── ENTRIES SHOWN

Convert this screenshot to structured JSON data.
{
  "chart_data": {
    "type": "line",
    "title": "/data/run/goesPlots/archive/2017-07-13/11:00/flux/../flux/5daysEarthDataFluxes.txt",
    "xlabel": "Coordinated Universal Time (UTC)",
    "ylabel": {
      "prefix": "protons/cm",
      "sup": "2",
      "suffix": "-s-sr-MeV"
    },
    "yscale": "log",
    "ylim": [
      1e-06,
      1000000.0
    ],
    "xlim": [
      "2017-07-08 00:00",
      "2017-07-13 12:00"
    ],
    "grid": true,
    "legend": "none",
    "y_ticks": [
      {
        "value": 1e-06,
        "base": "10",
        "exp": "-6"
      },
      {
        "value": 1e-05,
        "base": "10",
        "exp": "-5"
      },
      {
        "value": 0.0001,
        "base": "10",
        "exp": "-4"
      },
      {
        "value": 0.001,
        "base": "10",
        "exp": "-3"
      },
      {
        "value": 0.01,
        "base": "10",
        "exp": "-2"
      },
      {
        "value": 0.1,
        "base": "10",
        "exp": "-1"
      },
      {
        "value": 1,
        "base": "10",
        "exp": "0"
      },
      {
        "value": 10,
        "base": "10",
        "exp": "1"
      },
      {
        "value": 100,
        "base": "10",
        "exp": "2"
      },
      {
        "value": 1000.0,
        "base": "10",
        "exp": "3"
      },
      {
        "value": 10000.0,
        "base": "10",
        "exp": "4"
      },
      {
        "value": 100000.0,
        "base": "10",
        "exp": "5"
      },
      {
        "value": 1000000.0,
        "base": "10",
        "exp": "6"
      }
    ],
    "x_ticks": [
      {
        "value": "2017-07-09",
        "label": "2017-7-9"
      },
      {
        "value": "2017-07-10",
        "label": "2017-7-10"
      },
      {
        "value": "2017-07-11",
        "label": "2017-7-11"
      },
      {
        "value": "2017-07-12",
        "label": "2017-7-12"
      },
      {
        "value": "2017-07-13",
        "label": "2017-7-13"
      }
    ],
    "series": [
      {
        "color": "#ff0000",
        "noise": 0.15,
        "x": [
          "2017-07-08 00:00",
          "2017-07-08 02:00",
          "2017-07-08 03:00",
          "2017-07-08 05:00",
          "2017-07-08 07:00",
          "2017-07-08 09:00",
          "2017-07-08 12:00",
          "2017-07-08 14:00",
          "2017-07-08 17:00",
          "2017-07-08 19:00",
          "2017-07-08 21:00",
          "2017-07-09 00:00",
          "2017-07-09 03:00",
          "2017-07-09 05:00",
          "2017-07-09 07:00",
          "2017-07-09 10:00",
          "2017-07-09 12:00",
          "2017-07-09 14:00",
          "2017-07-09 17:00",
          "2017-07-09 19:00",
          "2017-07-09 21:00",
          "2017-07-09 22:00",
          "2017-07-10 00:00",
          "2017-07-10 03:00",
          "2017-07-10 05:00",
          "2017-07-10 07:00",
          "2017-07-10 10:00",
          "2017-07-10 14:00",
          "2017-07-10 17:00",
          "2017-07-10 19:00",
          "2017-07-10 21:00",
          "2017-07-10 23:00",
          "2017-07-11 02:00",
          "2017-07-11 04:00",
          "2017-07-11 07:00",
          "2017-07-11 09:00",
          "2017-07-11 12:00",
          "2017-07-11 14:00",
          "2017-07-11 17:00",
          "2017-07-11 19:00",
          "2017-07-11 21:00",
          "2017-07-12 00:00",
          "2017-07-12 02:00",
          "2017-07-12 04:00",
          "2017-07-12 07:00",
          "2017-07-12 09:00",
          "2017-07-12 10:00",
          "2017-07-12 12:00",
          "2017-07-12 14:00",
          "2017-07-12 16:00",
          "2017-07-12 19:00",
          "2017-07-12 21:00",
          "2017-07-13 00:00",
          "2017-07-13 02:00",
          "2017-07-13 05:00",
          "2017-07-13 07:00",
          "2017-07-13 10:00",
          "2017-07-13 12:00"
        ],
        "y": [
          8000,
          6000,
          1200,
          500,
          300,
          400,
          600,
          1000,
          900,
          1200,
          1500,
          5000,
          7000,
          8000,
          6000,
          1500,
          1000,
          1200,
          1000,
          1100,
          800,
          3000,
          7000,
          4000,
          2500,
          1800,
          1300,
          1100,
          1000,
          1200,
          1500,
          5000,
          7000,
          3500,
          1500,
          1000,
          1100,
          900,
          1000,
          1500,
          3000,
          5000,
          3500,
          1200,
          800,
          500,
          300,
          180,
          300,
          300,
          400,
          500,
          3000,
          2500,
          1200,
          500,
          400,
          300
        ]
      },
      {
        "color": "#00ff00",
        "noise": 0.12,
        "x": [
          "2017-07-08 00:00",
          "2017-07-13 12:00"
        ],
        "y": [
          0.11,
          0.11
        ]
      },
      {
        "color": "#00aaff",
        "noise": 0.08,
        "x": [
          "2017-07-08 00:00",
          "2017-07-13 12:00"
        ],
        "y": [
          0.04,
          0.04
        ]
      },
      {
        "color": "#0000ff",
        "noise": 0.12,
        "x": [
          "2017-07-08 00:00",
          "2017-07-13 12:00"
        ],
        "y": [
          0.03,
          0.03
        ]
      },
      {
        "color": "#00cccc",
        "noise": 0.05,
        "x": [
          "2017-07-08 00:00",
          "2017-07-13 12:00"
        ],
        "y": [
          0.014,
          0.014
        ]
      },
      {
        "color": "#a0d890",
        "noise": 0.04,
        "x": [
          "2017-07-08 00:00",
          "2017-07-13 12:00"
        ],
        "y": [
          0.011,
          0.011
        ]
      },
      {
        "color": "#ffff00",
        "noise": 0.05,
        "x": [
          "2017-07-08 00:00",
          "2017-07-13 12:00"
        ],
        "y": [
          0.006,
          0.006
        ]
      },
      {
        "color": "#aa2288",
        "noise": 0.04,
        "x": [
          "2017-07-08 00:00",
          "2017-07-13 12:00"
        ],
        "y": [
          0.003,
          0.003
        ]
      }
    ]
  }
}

────

**THE TASK**:
Copy all of the material word for word.

**THE REPLY**:
Convert this screenshot to structured JSON data.
{
  "chart_data": {
    "type": "line",
    "title": "/data/run/goesPlots/archive/2017-07-13/11:00/flux/../flux/5daysEarthDataFluxes.txt",
    "xlabel": "Coordinated Universal Time (UTC)",
    "ylabel": {
      "prefix": "protons/cm",
      "sup": "2",
      "suffix": "-s-sr-MeV"
    },
    "yscale": "log",
    "ylim": [
      1e-06,
      1000000.0
    ],
    "xlim": [
      "2017-07-08 00:00",
      "2017-07-13 12:00"
    ],
    "grid": true,
    "legend": "none",
    "y_ticks": [
      {
        "value": 1e-06,
        "base": "10",
        "exp": "-6"
      },
      {
        "value": 1e-05,
        "base": "10",
        "exp": "-5"
      },
      {
        "value": 0.0001,
        "base": "10",
        "exp": "-4"
      },
      {
        "value": 0.001,
        "base": "10",
        "exp": "-3"
      },
      {
        "value": 0.01,
        "base": "10",
        "exp": "-2"
      },
      {
        "value": 0.1,
        "base": "10",
        "exp": "-1"
      },
      {
        "value": 1,
        "base": "10",
        "exp": "0"
      },
      {
        "value": 10,
        "base": "10",
        "exp": "1"
      },
      {
        "value": 100,
        "base": "10",
        "exp": "2"
      },
      {
        "value": 1000.0,
        "base": "10",
        "exp": "3"
      },
      {
        "value": 10000.0,
        "base": "10",
        "exp": "4"
      },
      {
        "value": 100000.0,
        "base": "10",
        "exp": "5"
      },
      {
        "value": 1000000.0,
        "base": "10",
        "exp": "6"
      }
    ],
    "x_ticks": [
      {
        "value": "2017-07-09",
        "label": "2017-7-9"
      },
      {
        "value": "2017-07-10",
        "label": "2017-7-10"
      },
      {
        "value": "2017-07-11",
        "label": "2017-7-11"
      },
      {
        "value": "2017-07-12",
        "label": "2017-7-12"
      },
      {
        "value": "2017-07-13",
        "label": "2017-7-13"
      }
    ],
    "series": [
      {
        "color": "#ff0000",
        "noise": 0.15,
        "x": [
          "2017-07-08 00:00",
          "2017-07-08 02:00",
          "2017-07-08 03:00",
          "2017-07-08 05:00",
          "2017-07-08 07:00",
          "2017-07-08 09:00",
          "2017-07-08 12:00",
          "2017-07-08 14:00",
          "2017-07-08 17:00",
          "2017-07-08 19:00",
          "2017-07-08 21:00",
          "2017-07-09 00:00",
          "2017-07-09 03:00",
          "2017-07-09 05:00",
          "2017-07-09 07:00",
          "2017-07-09 10:00",
          "2017-07-09 12:00",
          "2017-07-09 14:00",
          "2017-07-09 17:00",
          "2017-07-09 19:00",
          "2017-07-09 21:00",
          "2017-07-09 22:00",
          "2017-07-10 00:00",
          "2017-07-10 03:00",
          "2017-07-10 05:00",
          "2017-07-10 07:00",
          "2017-07-10 10:00",
          "2017-07-10 14:00",
          "2017-07-10 17:00",
          "2017-07-10 19:00",
          "2017-07-10 21:00",
          "2017-07-10 23:00",
          "2017-07-11 02:00",
          "2017-07-11 04:00",
          "2017-07-11 07:00",
          "2017-07-11 09:00",
          "2017-07-11 12:00",
          "2017-07-11 14:00",
          "2017-07-11 17:00",
          "2017-07-11 19:00",
          "2017-07-11 21:00",
          "2017-07-12 00:00",
          "2017-07-12 02:00",
          "2017-07-12 04:00",
          "2017-07-12 07:00",
          "2017-07-12 09:00",
          "2017-07-12 10:00",
          "2017-07-12 12:00",
          "2017-07-12 14:00",
          "2017-07-12 16:00",
          "2017-07-12 19:00",
          "2017-07-12 21:00",
          "2017-07-13 00:00",
          "2017-07-13 02:00",
          "2017-07-13 05:00",
          "2017-07-13 07:00",
          "2017-07-13 10:00",
          "2017-07-13 12:00"
        ],
        "y": [
          8000,
          6000,
          1200,
          500,
          300,
          400,
          600,
          1000,
          900,
          1200,
          1500,
          5000,
          7000,
          8000,
          6000,
          1500,
          1000,
          1200,
          1000,
          1100,
          800,
          3000,
          7000,
          4000,
          2500,
          1800,
          1300,
          1100,
          1000,
          1200,
          1500,
          5000,
          7000,
          3500,
          1500,
          1000,
          1100,
          900,
          1000,
          1500,
          3000,
          5000,
          3500,
          1200,
          800,
          500,
          300,
          180,
          300,
          300,
          400,
          500,
          3000,
          2500,
          1200,
          500,
          400,
          300
        ]
      },
      {
        "color": "#00ff00",
        "noise": 0.12,
        "x": [
          "2017-07-08 00:00",
          "2017-07-13 12:00"
        ],
        "y": [
          0.11,
          0.11
        ]
      },
      {
        "color": "#00aaff",
        "noise": 0.08,
        "x": [
          "2017-07-08 00:00",
          "2017-07-13 12:00"
        ],
        "y": [
          0.04,
          0.04
        ]
      },
      {
        "color": "#0000ff",
        "noise": 0.12,
        "x": [
          "2017-07-08 00:00",
          "2017-07-13 12:00"
        ],
        "y": [
          0.03,
          0.03
        ]
      },
      {
        "color": "#00cccc",
        "noise": 0.05,
        "x": [
          "2017-07-08 00:00",
          "2017-07-13 12:00"
        ],
        "y": [
          0.014,
          0.014
        ]
      },
      {
        "color": "#a0d890",
        "noise": 0.04,
        "x": [
          "2017-07-08 00:00",
          "2017-07-13 12:00"
        ],
        "y": [
          0.011,
          0.011
        ]
      },
      {
        "color": "#ffff00",
        "noise": 0.05,
        "x": [
          "2017-07-08 00:00",
          "2017-07-13 12:00"
        ],
        "y": [
          0.006,
          0.006
        ]
      },
      {
        "color": "#aa2288",
        "noise": 0.04,
        "x": [
          "2017-07-08 00:00",
          "2017-07-13 12:00"
        ],
        "y": [
          0.003,
          0.003
        ]
      }
    ]
  }
}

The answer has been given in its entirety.